■ **TASK INSTRUCTIONS**: Count the lines below that include the word "Selection" and write that number alone.

Stored data entries
%%
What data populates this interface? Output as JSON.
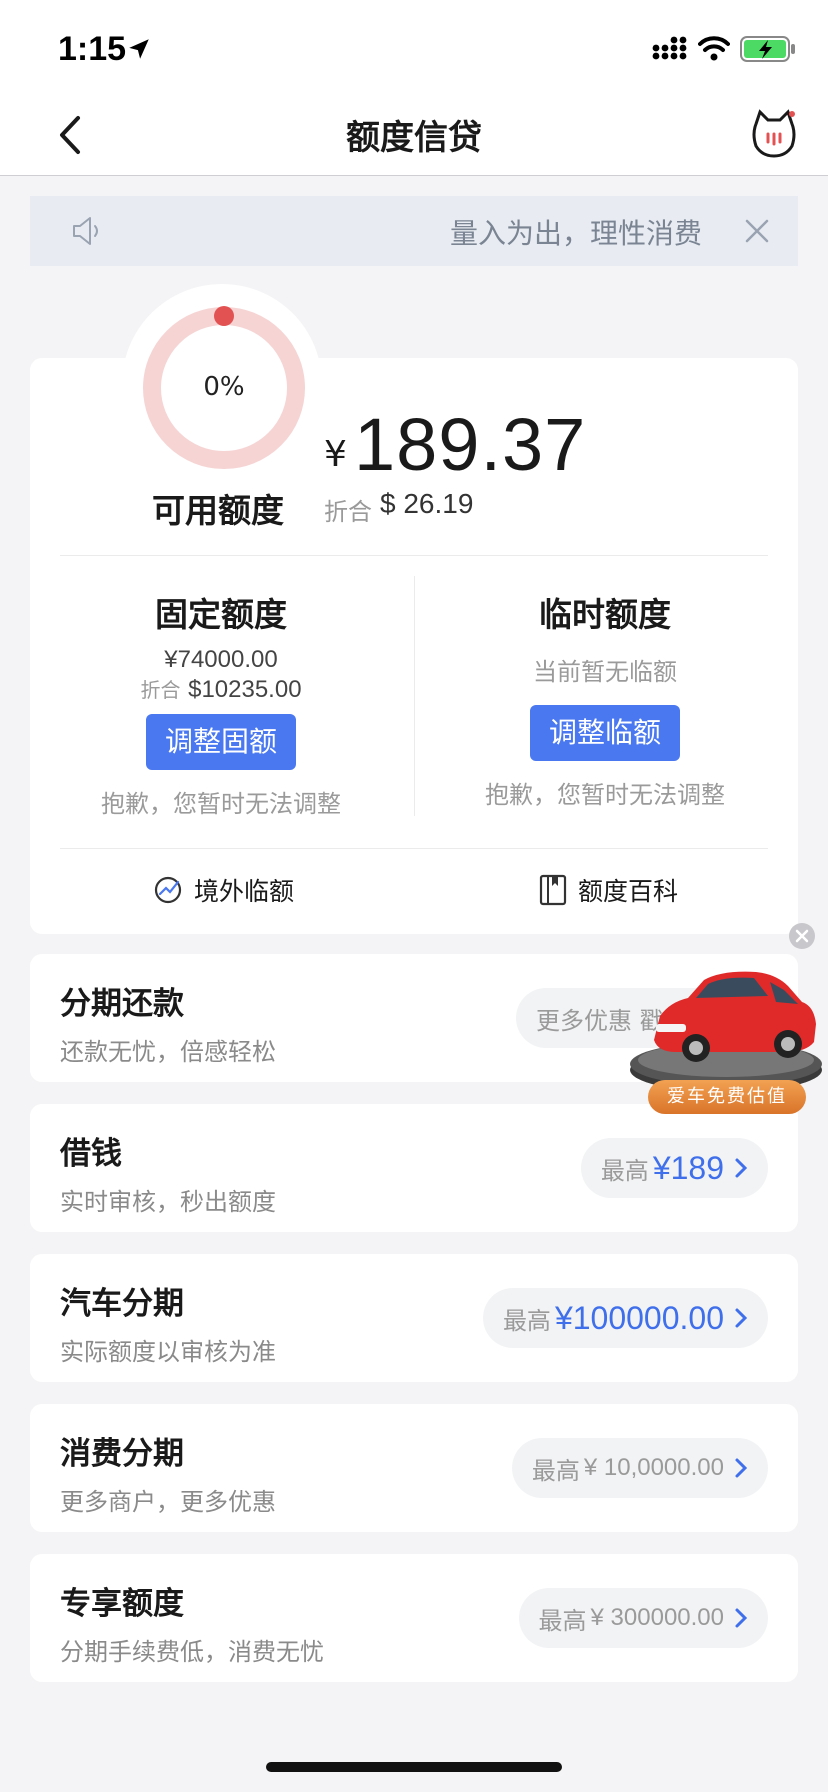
{
  "status_bar": {
    "time": "1:15"
  },
  "nav": {
    "title": "额度信贷"
  },
  "notice": {
    "text": "量入为出，理性消费"
  },
  "credit": {
    "usage_percent_label": "0%",
    "usage_fraction": 0,
    "available_label": "可用额度",
    "currency_symbol": "¥",
    "available_amount": "189.37",
    "conversion_label": "折合",
    "conversion_value": "$ 26.19"
  },
  "fixed": {
    "title": "固定额度",
    "amount": "¥74000.00",
    "conversion_label": "折合",
    "conversion_value": "$10235.00",
    "button": "调整固额",
    "note": "抱歉，您暂时无法调整"
  },
  "temp": {
    "title": "临时额度",
    "status": "当前暂无临额",
    "button": "调整临额",
    "note": "抱歉，您暂时无法调整"
  },
  "links": {
    "overseas": "境外临额",
    "wiki": "额度百科"
  },
  "services": [
    {
      "title": "分期还款",
      "subtitle": "还款无忧，倍感轻松",
      "pill_text": "更多优惠 戳我"
    },
    {
      "title": "借钱",
      "subtitle": "实时审核，秒出额度",
      "pill_prefix": "最高",
      "pill_amount": "¥189"
    },
    {
      "title": "汽车分期",
      "subtitle": "实际额度以审核为准",
      "pill_prefix": "最高",
      "pill_amount": "¥100000.00"
    },
    {
      "title": "消费分期",
      "subtitle": "更多商户，更多优惠",
      "pill_prefix": "最高",
      "pill_amount": "¥ 10,0000.00"
    },
    {
      "title": "专享额度",
      "subtitle": "分期手续费低，消费无忧",
      "pill_prefix": "最高",
      "pill_amount": "¥ 300000.00"
    }
  ],
  "ad": {
    "label": "爱车免费估值"
  },
  "colors": {
    "accent": "#4a78f0",
    "link_blue": "#3f6fea",
    "gauge_track": "#f6d4d4",
    "gauge_dot": "#e25252"
  },
  "icons": [
    "location-arrow-icon",
    "signal-icon",
    "wifi-icon",
    "battery-charging-icon",
    "back-icon",
    "robot-icon",
    "speaker-icon",
    "close-icon",
    "overseas-icon",
    "book-icon",
    "chevron-right-icon"
  ]
}
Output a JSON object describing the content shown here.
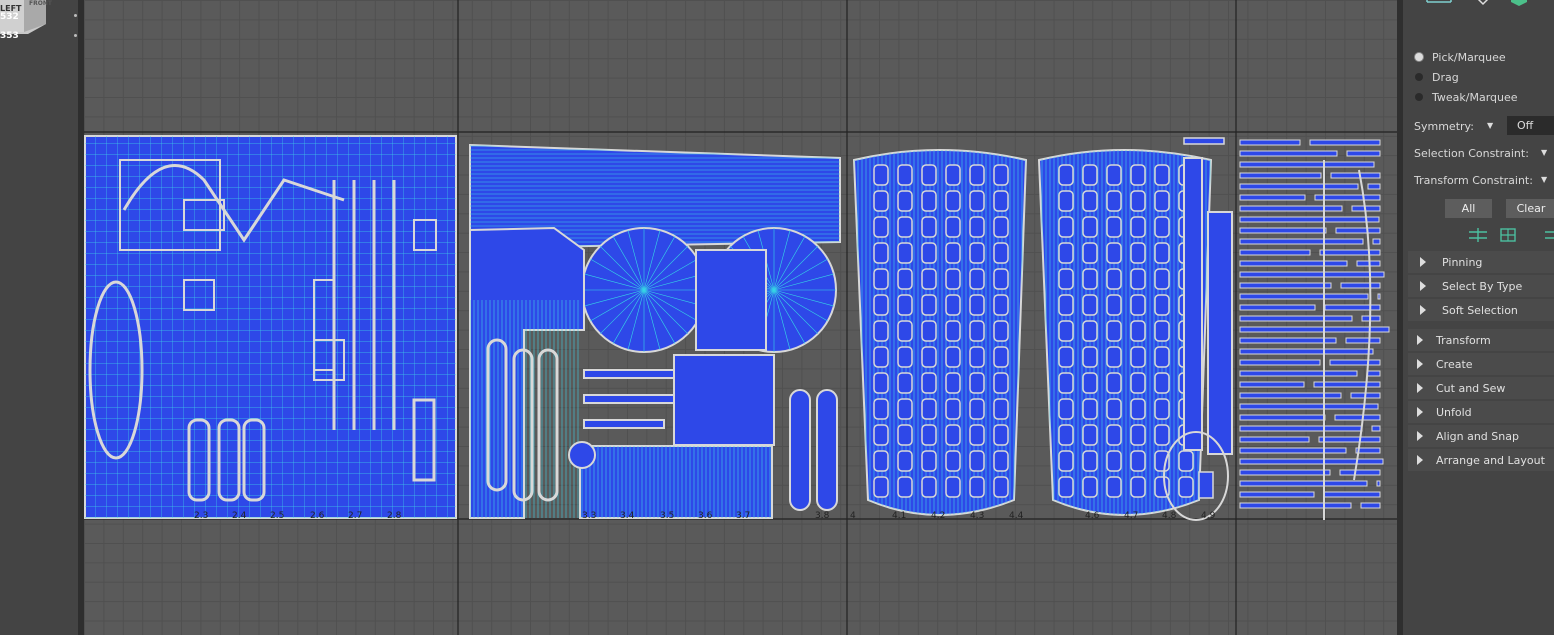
{
  "nav_cube": {
    "left_label": "LEFT",
    "front_label": "FRONT",
    "readout_1": "532",
    "readout_2": "353"
  },
  "tool_panel": {
    "modes": [
      {
        "label": "Pick/Marquee",
        "selected": true
      },
      {
        "label": "Drag",
        "selected": false
      },
      {
        "label": "Tweak/Marquee",
        "selected": false
      }
    ],
    "symmetry_label": "Symmetry:",
    "symmetry_value": "Off",
    "selection_constraint_label": "Selection Constraint:",
    "transform_constraint_label": "Transform Constraint:",
    "all_button": "All",
    "clear_button": "Clear",
    "subsections": [
      "Pinning",
      "Select By Type",
      "Soft Selection"
    ],
    "sections": [
      "Transform",
      "Create",
      "Cut and Sew",
      "Unfold",
      "Align and Snap",
      "Arrange and Layout"
    ]
  },
  "uv_axis": {
    "labels": [
      "2.3",
      "2.4",
      "2.5",
      "2.6",
      "2.7",
      "2.8",
      "3.3",
      "3.4",
      "3.5",
      "3.6",
      "3.7",
      "3.8",
      "4",
      "4.1",
      "4.2",
      "4.3",
      "4.4",
      "4.6",
      "4.7",
      "4.8",
      "4.9"
    ]
  },
  "colors": {
    "uv_fill": "#2e48e8",
    "uv_wire": "#36d6e6",
    "uv_border": "#d8d8d8",
    "grid_bg": "#5a5a5a"
  }
}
%%
■ **OUTPUT OF THE EXERCISE**: 2